DIRECTION:
Scan each line of the records for the word "eller" and extract the ones that have it.

(Stored items)

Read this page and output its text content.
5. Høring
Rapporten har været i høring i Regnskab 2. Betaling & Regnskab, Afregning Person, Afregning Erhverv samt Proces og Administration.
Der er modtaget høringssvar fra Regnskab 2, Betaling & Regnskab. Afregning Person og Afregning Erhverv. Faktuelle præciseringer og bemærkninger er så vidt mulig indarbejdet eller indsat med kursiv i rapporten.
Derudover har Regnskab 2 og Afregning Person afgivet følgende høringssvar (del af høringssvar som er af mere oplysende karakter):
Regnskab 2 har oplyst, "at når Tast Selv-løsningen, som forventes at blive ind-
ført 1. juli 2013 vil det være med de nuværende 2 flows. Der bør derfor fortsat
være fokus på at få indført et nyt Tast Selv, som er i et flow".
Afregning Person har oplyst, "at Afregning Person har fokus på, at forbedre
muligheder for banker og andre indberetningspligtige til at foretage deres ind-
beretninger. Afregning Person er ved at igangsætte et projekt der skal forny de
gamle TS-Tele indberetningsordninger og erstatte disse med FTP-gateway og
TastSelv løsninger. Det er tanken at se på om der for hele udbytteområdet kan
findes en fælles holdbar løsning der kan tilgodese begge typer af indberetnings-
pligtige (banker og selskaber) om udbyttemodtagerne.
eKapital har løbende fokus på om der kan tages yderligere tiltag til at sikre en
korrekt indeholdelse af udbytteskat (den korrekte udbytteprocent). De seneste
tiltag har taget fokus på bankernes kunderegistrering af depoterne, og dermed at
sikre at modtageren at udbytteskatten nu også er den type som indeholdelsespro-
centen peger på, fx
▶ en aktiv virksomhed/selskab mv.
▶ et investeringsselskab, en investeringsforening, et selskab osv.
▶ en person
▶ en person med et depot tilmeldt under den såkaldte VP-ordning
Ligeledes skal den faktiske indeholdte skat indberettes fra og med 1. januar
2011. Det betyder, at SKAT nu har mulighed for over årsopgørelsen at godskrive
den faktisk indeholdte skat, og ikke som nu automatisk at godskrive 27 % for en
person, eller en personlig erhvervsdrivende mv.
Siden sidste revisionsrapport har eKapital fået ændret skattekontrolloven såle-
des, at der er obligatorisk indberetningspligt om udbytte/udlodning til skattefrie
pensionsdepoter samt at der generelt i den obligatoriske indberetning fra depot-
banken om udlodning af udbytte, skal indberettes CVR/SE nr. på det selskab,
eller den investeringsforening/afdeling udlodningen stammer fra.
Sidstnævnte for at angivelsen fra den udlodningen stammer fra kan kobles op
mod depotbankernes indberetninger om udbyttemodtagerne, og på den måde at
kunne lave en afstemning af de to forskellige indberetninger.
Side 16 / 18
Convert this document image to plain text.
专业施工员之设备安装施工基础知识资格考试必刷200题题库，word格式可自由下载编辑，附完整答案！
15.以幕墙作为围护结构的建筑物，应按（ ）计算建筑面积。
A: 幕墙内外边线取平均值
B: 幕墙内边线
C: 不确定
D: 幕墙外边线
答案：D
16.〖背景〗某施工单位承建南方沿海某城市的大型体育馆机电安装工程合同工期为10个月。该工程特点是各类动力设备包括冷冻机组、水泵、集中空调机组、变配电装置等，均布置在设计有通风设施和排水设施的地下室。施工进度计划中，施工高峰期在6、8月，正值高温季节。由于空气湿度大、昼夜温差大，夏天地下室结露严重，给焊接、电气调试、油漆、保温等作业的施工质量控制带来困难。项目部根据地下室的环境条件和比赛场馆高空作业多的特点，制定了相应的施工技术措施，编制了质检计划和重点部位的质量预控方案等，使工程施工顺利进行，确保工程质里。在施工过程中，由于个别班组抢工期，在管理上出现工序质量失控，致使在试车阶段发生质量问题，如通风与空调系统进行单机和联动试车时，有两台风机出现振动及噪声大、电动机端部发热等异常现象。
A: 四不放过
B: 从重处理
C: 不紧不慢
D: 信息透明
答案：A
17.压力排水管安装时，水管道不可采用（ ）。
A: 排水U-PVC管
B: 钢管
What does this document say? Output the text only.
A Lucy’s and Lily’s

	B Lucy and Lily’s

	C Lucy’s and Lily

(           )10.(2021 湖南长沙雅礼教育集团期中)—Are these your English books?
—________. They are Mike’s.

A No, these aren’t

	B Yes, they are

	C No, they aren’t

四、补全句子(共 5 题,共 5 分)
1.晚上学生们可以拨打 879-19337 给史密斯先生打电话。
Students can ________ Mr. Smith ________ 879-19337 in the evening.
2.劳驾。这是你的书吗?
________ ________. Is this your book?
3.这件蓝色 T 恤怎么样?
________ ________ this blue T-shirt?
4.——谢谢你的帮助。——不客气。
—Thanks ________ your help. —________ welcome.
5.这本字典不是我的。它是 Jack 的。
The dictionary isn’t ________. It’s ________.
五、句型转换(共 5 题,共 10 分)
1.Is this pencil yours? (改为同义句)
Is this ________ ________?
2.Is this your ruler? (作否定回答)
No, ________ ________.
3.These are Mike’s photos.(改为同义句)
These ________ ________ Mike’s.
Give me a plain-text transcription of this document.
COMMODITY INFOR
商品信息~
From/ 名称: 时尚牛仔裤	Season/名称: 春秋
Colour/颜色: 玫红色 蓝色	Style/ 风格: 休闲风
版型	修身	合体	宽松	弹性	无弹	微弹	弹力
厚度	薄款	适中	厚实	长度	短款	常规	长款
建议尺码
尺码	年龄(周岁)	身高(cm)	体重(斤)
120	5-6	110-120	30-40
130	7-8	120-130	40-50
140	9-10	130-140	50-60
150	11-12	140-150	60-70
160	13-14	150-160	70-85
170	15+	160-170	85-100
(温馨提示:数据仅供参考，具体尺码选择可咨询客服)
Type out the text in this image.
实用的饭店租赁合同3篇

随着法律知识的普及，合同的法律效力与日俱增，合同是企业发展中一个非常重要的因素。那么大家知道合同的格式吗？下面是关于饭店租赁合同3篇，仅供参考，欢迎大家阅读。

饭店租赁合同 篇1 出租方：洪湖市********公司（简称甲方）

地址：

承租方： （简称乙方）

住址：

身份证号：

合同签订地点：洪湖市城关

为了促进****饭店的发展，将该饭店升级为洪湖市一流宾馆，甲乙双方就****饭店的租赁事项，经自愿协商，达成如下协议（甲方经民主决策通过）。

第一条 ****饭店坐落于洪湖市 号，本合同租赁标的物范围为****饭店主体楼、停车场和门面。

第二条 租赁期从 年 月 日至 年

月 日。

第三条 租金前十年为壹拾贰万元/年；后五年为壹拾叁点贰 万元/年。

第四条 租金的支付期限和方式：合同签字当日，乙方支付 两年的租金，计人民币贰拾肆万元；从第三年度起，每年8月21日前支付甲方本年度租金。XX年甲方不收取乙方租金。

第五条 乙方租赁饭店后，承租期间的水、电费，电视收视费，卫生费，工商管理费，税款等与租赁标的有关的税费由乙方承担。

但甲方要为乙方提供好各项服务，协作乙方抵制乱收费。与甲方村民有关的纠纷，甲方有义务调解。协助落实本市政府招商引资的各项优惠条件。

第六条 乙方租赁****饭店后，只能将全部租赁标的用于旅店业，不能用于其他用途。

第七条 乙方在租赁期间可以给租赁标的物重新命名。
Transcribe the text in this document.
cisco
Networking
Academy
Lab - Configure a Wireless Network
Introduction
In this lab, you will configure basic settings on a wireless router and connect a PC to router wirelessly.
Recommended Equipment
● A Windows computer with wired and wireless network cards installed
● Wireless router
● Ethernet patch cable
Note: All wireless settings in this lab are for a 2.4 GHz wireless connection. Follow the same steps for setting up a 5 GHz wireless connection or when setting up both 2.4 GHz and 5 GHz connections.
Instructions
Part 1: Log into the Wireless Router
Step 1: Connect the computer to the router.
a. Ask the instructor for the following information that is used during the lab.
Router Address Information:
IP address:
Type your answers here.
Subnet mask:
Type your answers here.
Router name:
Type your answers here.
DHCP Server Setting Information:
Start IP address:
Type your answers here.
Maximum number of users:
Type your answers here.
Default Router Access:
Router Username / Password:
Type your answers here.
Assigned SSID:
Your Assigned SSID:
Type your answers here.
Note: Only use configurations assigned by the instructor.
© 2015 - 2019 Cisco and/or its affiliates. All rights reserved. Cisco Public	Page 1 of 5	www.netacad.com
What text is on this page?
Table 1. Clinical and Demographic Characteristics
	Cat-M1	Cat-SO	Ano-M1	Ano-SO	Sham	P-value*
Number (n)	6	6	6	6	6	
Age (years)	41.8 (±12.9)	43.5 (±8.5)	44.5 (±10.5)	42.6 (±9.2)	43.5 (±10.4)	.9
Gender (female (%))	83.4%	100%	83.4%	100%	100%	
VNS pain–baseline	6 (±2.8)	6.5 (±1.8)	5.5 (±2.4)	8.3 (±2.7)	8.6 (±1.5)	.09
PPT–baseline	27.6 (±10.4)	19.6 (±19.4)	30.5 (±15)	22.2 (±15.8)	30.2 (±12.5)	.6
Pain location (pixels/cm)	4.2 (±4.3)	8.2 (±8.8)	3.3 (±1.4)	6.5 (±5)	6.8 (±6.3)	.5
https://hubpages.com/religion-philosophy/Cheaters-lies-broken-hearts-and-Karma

SOLUTION TO THIS TASK:
Der er modtaget høringssvar fra Regnskab 2, Betaling & Regnskab. Afregning Person og Afregning Erhverv. Faktuelle præciseringer og bemærkninger er så vidt mulig indarbejdet eller indsat med kursiv i rapporten.
person, eller en personlig erhvervsdrivende mv.
eller den investeringsforening/afdeling udlodningen stammer fra.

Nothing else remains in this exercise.